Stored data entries
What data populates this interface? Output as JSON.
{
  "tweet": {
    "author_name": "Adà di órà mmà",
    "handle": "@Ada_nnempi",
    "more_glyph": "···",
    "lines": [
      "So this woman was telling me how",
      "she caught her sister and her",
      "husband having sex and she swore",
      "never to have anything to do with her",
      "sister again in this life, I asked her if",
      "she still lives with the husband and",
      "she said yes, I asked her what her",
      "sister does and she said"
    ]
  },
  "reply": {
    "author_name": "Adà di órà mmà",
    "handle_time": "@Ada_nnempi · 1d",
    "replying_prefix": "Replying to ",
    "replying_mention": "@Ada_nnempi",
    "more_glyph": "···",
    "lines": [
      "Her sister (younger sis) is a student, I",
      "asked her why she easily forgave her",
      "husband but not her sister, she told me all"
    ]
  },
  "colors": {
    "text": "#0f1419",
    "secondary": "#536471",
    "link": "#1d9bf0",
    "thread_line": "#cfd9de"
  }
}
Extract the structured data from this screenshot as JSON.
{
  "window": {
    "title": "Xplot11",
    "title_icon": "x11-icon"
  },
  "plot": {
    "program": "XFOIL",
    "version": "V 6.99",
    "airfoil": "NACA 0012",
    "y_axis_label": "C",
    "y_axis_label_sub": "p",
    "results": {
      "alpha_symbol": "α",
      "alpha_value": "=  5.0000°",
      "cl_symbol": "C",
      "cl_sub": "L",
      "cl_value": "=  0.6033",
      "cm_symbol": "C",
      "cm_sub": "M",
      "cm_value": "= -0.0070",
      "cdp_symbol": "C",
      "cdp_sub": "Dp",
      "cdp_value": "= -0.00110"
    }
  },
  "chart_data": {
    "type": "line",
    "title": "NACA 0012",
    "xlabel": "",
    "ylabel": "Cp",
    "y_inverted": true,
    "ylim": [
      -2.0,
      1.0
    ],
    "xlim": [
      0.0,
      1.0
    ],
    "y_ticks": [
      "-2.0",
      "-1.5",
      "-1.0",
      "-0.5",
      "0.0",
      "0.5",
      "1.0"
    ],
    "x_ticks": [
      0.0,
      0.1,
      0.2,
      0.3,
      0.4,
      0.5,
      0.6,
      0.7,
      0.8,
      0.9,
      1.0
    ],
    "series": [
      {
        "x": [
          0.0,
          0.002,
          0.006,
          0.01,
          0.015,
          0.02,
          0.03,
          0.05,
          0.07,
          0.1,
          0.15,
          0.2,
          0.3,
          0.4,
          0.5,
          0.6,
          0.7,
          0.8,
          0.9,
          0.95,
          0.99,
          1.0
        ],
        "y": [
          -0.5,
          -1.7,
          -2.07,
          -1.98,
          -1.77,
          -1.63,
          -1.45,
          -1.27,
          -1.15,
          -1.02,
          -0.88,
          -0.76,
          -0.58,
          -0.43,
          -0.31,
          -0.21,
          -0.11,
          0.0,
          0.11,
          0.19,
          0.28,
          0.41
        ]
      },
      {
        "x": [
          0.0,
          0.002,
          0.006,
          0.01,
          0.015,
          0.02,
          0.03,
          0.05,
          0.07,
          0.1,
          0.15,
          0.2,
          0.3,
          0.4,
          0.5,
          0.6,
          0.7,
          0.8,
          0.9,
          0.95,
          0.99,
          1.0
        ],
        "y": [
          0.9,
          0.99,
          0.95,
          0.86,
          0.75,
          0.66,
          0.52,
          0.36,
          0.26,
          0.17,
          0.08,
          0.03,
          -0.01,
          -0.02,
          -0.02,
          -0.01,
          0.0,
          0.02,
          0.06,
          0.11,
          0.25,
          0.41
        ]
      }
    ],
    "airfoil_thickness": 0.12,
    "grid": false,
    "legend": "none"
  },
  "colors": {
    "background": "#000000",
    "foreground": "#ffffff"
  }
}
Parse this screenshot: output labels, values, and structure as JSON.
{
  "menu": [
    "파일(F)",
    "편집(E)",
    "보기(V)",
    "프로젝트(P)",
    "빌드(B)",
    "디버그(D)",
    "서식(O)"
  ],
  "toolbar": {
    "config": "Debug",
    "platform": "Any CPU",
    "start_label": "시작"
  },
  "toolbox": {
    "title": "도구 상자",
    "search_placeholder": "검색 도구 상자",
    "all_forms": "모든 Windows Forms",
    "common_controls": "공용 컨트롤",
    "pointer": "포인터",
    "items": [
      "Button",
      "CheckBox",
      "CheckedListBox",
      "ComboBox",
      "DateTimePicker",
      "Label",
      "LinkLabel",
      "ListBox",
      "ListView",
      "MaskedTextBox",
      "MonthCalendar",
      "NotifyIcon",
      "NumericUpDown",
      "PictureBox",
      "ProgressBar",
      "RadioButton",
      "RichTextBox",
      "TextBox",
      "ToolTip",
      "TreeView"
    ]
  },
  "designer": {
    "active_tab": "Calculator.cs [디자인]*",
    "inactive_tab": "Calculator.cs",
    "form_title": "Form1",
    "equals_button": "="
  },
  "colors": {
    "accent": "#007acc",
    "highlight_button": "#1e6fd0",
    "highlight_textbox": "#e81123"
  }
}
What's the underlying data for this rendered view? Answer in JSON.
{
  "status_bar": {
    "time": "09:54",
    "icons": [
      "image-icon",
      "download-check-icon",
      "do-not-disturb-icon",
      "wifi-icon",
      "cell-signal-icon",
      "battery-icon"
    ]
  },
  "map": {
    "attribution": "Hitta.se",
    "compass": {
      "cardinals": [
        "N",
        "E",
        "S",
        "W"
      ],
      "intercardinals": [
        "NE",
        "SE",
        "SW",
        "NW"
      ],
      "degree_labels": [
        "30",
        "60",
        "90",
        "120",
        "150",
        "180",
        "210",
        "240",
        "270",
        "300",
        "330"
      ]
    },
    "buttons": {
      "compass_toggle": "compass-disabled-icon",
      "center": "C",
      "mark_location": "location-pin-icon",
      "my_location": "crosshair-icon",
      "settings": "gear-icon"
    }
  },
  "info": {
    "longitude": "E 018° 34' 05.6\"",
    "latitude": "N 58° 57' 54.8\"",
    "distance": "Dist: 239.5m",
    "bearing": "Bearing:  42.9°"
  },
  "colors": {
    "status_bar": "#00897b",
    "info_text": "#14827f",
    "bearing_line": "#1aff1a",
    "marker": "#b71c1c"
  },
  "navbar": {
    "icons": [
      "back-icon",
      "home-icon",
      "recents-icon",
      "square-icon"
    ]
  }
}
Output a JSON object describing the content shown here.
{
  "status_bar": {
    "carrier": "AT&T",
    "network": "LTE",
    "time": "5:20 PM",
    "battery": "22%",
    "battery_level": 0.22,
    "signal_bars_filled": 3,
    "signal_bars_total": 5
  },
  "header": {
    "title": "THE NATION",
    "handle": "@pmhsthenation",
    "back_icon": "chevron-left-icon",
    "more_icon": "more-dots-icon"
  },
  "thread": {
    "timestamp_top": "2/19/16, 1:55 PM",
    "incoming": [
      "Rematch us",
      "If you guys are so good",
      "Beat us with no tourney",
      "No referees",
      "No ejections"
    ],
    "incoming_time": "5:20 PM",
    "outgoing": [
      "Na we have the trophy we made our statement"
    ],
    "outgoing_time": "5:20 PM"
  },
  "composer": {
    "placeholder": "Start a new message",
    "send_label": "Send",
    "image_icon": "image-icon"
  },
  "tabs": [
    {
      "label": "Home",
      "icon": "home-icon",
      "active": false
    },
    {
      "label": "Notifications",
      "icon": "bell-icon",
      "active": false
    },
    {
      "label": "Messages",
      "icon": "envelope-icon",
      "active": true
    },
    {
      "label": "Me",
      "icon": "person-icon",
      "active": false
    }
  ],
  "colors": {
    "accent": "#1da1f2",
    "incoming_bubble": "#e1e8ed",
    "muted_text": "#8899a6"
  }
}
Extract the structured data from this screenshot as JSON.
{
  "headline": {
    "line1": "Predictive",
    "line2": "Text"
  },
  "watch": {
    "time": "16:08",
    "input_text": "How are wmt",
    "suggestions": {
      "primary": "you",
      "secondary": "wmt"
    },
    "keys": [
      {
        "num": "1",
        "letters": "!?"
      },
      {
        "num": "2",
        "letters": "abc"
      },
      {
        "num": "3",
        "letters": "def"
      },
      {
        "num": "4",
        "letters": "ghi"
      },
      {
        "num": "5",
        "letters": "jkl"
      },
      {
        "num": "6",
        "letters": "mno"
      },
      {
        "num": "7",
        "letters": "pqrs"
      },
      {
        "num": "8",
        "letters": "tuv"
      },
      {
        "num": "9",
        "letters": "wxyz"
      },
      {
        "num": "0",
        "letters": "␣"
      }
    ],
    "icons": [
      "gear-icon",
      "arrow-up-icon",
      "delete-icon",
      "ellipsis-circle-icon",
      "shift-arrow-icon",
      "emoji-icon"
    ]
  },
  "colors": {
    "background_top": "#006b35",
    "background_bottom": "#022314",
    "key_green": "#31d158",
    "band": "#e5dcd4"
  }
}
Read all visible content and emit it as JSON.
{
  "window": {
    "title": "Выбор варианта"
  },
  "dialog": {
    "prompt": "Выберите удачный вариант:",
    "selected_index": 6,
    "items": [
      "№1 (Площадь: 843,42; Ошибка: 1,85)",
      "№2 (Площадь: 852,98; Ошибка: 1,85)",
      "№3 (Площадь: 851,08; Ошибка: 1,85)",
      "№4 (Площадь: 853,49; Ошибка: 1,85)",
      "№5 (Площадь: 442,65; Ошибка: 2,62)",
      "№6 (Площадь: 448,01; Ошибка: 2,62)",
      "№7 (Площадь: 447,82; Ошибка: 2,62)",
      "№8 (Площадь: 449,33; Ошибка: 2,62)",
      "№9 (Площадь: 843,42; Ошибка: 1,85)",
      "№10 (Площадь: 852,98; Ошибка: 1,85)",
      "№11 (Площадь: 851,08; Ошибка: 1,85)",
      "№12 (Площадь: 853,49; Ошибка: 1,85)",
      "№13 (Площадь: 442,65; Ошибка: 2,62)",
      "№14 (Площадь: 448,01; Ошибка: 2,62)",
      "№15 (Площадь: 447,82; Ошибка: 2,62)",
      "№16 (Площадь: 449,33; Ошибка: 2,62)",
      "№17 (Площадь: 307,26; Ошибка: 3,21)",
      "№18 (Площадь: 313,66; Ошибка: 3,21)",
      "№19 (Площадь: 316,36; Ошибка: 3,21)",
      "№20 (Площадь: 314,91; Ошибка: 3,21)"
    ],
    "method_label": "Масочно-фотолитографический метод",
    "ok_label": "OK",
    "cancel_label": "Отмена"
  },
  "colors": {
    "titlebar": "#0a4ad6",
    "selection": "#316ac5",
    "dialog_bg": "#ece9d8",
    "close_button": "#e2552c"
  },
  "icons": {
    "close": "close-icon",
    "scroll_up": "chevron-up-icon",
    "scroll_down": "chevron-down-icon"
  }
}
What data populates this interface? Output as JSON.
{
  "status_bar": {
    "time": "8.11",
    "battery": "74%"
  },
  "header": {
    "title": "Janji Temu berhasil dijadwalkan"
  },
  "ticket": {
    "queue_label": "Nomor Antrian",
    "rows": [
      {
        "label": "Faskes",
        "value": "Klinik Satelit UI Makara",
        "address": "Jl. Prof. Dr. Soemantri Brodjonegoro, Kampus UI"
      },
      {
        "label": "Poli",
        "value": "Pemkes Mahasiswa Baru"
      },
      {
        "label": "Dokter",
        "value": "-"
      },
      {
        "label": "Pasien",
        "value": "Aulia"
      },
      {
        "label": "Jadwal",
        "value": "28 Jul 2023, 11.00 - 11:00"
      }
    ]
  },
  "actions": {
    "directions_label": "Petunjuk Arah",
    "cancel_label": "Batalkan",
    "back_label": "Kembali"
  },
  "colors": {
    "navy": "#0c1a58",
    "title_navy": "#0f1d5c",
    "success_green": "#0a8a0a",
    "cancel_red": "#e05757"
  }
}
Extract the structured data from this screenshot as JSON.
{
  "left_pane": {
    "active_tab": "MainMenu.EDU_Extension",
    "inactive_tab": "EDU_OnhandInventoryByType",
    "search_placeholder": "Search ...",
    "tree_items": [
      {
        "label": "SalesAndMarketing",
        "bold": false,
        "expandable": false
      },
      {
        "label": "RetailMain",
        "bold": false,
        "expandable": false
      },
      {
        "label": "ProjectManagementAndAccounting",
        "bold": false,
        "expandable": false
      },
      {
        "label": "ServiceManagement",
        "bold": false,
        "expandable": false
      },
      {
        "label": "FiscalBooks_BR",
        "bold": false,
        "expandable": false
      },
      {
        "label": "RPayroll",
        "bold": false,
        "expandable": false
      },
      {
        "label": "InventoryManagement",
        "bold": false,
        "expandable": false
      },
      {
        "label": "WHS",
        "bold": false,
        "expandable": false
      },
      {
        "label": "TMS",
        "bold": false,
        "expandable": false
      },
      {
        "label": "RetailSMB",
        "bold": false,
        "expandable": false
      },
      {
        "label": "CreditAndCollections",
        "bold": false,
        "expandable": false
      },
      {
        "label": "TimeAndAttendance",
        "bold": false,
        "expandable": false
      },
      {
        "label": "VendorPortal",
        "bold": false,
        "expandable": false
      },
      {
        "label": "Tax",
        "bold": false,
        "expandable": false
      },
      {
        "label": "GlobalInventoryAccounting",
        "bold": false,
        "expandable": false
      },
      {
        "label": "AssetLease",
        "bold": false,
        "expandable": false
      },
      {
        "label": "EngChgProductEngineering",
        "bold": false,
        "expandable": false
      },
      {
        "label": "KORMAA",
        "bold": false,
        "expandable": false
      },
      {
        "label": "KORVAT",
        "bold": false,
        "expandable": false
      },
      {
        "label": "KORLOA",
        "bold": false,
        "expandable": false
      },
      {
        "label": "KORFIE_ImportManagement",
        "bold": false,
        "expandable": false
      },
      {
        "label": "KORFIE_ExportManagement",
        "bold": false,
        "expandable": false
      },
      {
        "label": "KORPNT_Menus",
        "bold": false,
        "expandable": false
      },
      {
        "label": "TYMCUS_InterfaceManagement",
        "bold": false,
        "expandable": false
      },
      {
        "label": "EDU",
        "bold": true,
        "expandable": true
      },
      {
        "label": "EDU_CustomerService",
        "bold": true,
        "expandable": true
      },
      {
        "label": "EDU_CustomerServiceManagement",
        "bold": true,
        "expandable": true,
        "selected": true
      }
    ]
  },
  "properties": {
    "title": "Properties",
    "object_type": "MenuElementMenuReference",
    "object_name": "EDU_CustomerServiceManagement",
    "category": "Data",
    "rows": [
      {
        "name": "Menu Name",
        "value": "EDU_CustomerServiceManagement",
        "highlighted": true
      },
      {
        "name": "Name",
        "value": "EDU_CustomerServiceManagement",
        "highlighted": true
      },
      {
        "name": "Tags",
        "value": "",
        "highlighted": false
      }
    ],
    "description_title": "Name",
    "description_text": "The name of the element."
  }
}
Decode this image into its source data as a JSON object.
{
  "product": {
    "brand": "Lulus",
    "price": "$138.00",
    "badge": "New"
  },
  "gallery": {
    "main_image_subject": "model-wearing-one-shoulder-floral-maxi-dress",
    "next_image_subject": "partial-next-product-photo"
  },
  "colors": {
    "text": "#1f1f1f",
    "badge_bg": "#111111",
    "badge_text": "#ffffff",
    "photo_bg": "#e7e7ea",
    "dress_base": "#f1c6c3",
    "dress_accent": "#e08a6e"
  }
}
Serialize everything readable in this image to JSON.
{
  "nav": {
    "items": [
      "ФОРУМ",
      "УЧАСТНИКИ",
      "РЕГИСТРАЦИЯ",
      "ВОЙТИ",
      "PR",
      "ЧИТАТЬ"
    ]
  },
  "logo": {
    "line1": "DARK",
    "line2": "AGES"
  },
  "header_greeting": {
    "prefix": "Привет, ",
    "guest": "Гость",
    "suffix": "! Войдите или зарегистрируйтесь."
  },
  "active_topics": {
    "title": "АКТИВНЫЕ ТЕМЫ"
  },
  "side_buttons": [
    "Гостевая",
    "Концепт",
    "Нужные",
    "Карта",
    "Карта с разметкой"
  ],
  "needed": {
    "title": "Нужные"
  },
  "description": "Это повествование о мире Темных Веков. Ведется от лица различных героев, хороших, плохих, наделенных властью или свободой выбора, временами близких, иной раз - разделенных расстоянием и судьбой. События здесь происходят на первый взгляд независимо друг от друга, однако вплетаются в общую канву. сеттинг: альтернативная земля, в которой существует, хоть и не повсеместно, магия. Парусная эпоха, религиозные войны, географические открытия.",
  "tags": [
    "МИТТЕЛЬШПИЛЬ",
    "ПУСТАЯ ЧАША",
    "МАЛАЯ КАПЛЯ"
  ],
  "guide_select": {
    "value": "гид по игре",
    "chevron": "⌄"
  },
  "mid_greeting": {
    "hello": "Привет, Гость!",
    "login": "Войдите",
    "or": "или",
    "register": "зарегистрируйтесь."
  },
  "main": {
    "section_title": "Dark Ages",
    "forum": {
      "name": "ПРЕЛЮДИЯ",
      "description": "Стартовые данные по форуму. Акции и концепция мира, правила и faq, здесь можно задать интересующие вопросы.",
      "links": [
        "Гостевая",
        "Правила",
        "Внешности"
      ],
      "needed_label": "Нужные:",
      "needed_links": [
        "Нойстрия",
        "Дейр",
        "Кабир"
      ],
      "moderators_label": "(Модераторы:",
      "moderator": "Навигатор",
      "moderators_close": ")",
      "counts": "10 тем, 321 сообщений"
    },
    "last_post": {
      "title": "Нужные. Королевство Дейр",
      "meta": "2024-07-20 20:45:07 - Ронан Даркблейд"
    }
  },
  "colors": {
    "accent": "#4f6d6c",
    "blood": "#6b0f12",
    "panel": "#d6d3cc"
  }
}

Task objective :: Check the records above line by line and tally those holding the string "letters". Answer with the number only.

Expected output :: 10